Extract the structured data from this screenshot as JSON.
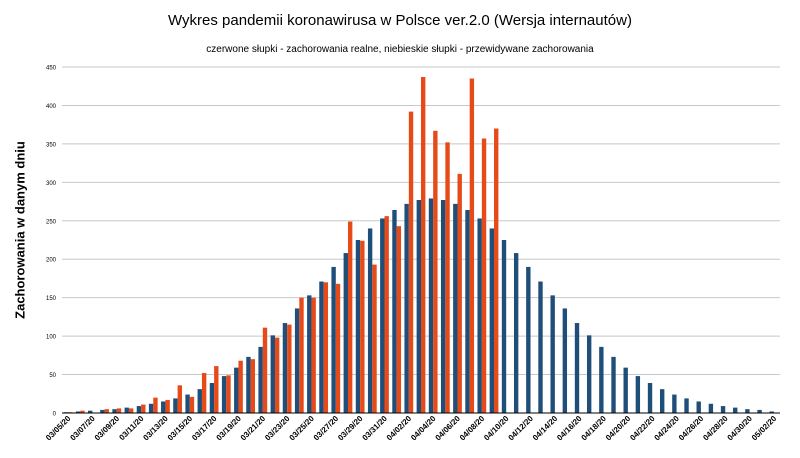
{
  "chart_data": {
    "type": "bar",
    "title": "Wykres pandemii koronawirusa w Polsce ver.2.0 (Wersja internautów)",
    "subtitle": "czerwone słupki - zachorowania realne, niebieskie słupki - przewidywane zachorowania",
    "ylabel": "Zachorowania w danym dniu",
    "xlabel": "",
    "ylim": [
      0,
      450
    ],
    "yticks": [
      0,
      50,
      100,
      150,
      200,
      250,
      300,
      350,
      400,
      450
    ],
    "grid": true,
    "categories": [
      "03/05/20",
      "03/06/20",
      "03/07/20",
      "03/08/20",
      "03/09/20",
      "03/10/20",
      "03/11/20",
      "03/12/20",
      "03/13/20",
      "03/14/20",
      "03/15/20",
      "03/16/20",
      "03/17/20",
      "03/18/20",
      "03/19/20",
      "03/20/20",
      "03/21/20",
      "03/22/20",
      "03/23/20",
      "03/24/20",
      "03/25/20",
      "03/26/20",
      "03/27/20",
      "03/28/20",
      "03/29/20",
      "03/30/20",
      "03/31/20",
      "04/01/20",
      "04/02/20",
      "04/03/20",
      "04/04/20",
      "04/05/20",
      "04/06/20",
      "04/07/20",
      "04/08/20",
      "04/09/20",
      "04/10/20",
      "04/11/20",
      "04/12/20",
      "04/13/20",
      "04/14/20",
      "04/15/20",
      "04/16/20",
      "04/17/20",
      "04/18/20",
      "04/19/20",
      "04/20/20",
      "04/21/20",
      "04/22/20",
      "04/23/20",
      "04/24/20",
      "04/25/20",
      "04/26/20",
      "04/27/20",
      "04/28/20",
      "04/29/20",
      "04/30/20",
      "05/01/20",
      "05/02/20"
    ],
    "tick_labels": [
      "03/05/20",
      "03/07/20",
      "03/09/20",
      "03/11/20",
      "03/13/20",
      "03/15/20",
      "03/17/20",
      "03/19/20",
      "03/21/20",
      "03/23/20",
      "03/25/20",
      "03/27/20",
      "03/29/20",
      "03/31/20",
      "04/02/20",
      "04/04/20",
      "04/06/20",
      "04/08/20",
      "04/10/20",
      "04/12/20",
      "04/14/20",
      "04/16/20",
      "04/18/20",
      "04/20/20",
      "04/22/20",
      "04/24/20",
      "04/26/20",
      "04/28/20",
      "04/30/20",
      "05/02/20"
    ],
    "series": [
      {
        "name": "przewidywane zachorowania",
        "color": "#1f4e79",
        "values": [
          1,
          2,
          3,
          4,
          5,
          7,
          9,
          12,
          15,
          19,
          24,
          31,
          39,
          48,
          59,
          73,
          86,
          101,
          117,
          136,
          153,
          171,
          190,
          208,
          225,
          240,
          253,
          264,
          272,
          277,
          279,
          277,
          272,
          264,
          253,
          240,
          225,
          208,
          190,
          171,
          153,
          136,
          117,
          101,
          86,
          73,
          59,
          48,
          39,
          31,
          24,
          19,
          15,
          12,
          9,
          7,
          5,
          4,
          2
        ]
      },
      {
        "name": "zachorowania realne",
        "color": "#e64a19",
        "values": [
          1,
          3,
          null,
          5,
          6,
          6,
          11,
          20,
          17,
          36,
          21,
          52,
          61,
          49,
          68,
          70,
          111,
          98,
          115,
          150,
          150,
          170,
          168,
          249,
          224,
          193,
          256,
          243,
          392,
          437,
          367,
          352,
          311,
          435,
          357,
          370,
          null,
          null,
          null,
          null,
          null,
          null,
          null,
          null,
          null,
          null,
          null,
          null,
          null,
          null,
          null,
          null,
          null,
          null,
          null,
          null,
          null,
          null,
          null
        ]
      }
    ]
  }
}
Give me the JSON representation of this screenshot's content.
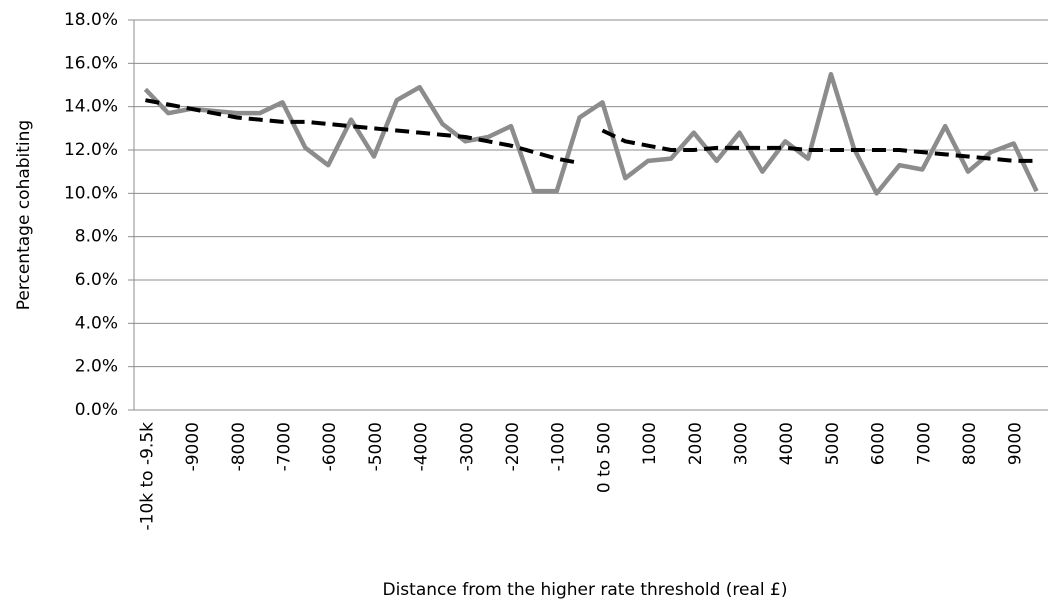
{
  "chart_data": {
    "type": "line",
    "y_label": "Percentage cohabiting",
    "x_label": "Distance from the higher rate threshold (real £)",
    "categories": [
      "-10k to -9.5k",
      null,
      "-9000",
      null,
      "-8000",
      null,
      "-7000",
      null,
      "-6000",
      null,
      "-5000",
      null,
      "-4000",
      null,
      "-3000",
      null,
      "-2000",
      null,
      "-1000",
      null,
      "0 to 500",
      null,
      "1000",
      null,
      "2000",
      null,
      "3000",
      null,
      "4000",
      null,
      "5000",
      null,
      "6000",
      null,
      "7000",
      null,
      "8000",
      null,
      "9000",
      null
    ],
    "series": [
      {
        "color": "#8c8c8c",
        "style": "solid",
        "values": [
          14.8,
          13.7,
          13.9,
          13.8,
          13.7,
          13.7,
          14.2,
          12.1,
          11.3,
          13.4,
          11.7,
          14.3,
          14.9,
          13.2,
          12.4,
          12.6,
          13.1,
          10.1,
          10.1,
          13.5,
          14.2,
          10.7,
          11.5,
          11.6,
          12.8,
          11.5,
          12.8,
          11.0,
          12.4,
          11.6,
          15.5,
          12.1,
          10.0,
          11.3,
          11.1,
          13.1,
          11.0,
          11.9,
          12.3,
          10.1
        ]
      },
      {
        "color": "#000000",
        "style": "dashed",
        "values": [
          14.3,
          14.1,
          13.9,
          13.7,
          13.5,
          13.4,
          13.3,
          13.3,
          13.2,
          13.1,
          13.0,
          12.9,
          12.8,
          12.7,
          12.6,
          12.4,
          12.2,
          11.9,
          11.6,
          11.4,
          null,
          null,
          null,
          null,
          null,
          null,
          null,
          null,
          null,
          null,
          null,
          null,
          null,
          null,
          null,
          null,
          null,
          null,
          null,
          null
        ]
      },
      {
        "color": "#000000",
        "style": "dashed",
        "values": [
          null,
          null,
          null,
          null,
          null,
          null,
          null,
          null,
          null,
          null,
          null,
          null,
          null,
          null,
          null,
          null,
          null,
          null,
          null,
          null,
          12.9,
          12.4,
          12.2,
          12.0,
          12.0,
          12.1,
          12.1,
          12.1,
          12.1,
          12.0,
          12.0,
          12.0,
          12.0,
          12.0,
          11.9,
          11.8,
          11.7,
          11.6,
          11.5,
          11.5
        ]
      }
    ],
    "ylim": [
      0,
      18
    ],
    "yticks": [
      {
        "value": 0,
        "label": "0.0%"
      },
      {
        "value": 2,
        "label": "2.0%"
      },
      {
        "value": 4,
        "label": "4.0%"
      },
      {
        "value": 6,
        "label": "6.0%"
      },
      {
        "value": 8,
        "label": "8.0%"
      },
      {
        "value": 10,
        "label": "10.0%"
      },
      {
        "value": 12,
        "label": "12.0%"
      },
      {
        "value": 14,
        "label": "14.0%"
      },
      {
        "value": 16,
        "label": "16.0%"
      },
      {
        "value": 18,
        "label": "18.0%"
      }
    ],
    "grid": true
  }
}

________

GIVEN EXERCISE = Ascertain the number of lines in the entries that include the word "realne", and report only that number.

WORKED ANSWER = 2